#### Exercise:
Gather up all lines that carry the word "следует".

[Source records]
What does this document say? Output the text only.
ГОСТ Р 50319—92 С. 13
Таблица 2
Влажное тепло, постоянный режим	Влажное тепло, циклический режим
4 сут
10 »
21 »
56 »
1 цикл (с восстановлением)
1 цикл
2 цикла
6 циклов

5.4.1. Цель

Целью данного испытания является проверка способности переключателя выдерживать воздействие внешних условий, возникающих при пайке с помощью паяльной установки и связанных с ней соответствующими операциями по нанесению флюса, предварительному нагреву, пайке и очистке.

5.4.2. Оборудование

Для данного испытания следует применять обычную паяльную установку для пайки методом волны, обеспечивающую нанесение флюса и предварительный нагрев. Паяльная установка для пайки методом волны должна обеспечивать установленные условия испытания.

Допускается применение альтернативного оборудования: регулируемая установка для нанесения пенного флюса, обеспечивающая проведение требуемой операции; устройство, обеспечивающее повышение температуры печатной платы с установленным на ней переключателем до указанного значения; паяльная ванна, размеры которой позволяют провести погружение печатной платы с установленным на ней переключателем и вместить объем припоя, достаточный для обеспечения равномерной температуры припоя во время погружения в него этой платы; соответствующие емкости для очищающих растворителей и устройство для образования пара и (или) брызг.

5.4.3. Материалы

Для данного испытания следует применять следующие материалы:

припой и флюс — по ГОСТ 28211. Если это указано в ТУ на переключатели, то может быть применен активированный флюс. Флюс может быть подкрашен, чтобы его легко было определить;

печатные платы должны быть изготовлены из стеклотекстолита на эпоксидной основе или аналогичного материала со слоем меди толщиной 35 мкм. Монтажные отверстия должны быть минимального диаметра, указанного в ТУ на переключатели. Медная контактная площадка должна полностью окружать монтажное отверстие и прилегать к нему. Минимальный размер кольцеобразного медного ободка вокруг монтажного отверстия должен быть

#### Task solution:
Для данного испытания следует применять обычную паяльную установку для пайки методом волны, обеспечивающую нанесение флюса и предварительный нагрев. Паяльная установка для пайки методом волны должна обеспечивать установленные условия испытания.
Для данного испытания следует применять следующие материалы:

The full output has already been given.